#### [PROBLEM REQUIREMENTS]
Take every line where the string "сек²" appears and copy it.

#### [ENTRIES PROVIDED]
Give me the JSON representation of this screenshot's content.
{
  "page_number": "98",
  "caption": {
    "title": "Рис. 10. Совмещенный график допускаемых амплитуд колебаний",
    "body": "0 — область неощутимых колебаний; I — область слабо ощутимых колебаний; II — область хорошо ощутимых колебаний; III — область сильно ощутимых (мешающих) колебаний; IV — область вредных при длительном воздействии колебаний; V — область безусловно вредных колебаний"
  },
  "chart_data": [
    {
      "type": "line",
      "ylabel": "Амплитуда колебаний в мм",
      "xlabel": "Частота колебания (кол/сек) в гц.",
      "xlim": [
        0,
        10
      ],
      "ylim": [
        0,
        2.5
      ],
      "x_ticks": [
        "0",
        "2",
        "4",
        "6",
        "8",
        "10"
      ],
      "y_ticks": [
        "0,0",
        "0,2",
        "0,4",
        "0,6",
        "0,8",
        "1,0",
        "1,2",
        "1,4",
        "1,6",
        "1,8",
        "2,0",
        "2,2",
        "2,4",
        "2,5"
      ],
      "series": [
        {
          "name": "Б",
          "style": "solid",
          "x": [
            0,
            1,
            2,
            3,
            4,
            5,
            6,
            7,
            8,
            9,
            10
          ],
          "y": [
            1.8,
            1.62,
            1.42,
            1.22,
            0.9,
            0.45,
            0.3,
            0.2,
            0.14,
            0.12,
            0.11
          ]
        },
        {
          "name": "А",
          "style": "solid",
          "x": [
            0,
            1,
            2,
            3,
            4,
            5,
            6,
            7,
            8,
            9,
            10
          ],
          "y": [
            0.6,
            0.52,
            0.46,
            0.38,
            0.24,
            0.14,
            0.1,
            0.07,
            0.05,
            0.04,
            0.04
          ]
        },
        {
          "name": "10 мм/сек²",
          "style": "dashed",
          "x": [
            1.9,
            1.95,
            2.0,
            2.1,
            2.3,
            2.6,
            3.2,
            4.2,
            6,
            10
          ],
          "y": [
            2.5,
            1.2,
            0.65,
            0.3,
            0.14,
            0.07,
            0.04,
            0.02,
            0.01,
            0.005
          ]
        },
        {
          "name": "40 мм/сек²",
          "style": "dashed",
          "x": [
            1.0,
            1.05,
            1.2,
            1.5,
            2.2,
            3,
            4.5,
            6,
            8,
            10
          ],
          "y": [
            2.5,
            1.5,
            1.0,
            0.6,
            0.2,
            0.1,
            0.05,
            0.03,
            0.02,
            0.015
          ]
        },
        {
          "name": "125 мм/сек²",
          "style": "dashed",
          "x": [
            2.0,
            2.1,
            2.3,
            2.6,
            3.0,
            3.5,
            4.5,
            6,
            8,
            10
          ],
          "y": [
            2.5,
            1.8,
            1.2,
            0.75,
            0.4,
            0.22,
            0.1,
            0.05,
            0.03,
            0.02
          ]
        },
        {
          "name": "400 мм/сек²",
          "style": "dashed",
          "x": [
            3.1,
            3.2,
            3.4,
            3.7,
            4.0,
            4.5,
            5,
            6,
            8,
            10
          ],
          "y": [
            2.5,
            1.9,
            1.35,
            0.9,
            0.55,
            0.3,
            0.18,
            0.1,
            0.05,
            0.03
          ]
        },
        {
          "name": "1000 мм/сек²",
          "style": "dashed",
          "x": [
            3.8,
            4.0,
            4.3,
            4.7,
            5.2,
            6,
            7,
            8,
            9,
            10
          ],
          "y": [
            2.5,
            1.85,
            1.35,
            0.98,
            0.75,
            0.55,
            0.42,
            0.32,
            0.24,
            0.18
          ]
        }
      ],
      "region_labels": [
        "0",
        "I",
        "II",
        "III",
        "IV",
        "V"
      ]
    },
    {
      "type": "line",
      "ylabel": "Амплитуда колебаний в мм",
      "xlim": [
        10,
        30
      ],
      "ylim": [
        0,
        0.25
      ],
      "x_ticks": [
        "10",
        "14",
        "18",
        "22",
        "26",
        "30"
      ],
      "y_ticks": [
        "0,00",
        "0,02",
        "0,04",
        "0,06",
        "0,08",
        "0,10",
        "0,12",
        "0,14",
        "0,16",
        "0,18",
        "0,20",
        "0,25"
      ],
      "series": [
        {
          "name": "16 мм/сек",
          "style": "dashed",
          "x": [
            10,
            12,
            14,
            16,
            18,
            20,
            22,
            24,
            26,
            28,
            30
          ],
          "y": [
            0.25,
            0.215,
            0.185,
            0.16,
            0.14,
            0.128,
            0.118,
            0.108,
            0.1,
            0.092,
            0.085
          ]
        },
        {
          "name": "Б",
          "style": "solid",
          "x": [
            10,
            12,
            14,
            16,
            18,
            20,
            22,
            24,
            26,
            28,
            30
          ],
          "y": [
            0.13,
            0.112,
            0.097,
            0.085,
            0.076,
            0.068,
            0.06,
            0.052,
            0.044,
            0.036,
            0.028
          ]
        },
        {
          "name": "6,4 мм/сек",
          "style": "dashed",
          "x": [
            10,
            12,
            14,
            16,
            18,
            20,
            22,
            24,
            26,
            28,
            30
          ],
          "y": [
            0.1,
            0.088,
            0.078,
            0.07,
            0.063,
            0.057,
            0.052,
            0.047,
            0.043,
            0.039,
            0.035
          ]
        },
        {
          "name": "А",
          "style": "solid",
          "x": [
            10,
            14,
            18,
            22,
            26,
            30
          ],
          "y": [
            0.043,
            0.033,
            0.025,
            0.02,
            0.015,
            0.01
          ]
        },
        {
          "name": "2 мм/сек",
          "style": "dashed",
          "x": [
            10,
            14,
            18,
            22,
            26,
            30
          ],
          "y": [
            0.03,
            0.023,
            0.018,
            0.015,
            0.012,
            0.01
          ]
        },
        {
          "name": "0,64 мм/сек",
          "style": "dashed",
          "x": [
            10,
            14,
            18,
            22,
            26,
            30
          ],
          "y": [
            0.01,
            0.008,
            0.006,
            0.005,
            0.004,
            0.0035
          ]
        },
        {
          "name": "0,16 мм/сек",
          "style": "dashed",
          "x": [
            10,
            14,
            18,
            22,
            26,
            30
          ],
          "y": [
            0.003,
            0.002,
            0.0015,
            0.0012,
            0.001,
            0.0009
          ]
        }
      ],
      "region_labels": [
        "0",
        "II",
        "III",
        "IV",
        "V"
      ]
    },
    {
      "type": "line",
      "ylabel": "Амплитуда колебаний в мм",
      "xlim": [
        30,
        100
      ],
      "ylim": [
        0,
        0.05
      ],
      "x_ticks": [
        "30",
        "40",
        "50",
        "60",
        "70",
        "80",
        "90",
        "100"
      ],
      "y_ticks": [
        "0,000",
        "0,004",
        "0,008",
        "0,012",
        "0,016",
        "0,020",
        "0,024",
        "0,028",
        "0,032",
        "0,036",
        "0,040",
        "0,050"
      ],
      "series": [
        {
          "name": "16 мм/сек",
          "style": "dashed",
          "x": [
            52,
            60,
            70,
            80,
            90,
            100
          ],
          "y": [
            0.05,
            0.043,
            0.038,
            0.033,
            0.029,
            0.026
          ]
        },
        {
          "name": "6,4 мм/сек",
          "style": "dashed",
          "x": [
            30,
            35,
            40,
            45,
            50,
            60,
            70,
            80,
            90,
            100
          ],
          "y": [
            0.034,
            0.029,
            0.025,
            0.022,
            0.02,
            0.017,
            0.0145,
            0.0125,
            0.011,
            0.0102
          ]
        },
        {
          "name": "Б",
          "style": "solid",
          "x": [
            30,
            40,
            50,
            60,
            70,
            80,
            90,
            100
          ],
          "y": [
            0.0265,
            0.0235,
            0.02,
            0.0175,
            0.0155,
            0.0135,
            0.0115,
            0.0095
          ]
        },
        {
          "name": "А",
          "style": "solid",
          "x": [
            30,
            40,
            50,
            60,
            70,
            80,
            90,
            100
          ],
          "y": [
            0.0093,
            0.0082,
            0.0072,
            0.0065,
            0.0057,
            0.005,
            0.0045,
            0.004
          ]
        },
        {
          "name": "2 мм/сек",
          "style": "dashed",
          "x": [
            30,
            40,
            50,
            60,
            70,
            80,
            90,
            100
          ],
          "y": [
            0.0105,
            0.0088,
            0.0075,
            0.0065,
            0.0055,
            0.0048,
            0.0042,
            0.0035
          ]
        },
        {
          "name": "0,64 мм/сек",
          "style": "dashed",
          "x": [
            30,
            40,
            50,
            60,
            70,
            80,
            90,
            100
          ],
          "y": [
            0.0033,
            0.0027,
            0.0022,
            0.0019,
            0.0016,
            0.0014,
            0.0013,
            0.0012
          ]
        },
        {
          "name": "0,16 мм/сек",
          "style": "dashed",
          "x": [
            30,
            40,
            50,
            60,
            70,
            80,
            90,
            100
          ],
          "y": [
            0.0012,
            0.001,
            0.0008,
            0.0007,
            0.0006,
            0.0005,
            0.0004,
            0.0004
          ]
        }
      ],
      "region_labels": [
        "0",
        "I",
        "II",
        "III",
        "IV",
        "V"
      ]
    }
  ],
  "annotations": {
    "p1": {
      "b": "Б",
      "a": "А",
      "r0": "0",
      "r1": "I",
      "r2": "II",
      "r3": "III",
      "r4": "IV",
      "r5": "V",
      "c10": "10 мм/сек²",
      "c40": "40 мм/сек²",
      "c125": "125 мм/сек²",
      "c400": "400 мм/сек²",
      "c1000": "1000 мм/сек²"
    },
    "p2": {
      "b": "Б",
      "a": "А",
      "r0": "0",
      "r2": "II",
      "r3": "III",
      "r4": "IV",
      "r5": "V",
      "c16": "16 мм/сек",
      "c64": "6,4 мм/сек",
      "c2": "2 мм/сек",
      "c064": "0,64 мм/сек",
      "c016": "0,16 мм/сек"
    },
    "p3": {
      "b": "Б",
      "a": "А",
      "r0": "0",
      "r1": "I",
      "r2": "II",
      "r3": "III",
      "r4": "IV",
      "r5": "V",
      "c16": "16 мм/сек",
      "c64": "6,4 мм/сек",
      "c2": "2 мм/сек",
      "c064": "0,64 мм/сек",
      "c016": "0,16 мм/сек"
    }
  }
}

#### [ANSWER TO THE PROBLEM]
          "name": "10 мм/сек²",
          "name": "40 мм/сек²",
          "name": "125 мм/сек²",
          "name": "400 мм/сек²",
          "name": "1000 мм/сек²",
      "c10": "10 мм/сек²",
      "c40": "40 мм/сек²",
      "c125": "125 мм/сек²",
      "c400": "400 мм/сек²",
      "c1000": "1000 мм/сек²"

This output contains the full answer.